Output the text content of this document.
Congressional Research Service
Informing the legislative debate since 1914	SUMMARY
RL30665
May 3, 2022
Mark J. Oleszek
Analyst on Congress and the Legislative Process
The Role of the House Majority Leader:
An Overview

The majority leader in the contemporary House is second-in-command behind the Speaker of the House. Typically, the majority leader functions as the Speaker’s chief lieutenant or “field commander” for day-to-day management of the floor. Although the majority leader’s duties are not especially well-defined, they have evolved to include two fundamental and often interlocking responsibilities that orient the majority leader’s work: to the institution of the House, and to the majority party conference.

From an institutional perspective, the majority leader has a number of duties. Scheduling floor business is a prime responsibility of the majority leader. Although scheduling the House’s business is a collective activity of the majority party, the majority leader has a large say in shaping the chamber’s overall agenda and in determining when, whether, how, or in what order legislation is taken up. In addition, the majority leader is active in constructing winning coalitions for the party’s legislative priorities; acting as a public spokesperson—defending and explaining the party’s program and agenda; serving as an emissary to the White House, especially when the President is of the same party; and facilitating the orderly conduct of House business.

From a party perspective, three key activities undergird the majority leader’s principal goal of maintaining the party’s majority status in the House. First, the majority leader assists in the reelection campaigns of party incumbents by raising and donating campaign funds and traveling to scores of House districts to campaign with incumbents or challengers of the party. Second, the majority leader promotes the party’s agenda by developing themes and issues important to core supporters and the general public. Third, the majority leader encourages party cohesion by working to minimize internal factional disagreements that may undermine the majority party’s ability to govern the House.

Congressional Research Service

::::::::::

THE REQUEST:
Copy out all of the lines above exactly.

RESPONSE TO THE TASK:
Output the text content of this document.
Congressional Research Service
Informing the legislative debate since 1914	SUMMARY
RL30665
May 3, 2022
Mark J. Oleszek
Analyst on Congress and the Legislative Process
The Role of the House Majority Leader:
An Overview

The majority leader in the contemporary House is second-in-command behind the Speaker of the House. Typically, the majority leader functions as the Speaker’s chief lieutenant or “field commander” for day-to-day management of the floor. Although the majority leader’s duties are not especially well-defined, they have evolved to include two fundamental and often interlocking responsibilities that orient the majority leader’s work: to the institution of the House, and to the majority party conference.

From an institutional perspective, the majority leader has a number of duties. Scheduling floor business is a prime responsibility of the majority leader. Although scheduling the House’s business is a collective activity of the majority party, the majority leader has a large say in shaping the chamber’s overall agenda and in determining when, whether, how, or in what order legislation is taken up. In addition, the majority leader is active in constructing winning coalitions for the party’s legislative priorities; acting as a public spokesperson—defending and explaining the party’s program and agenda; serving as an emissary to the White House, especially when the President is of the same party; and facilitating the orderly conduct of House business.

From a party perspective, three key activities undergird the majority leader’s principal goal of maintaining the party’s majority status in the House. First, the majority leader assists in the reelection campaigns of party incumbents by raising and donating campaign funds and traveling to scores of House districts to campaign with incumbents or challengers of the party. Second, the majority leader promotes the party’s agenda by developing themes and issues important to core supporters and the general public. Third, the majority leader encourages party cohesion by working to minimize internal factional disagreements that may undermine the majority party’s ability to govern the House.

Congressional Research Service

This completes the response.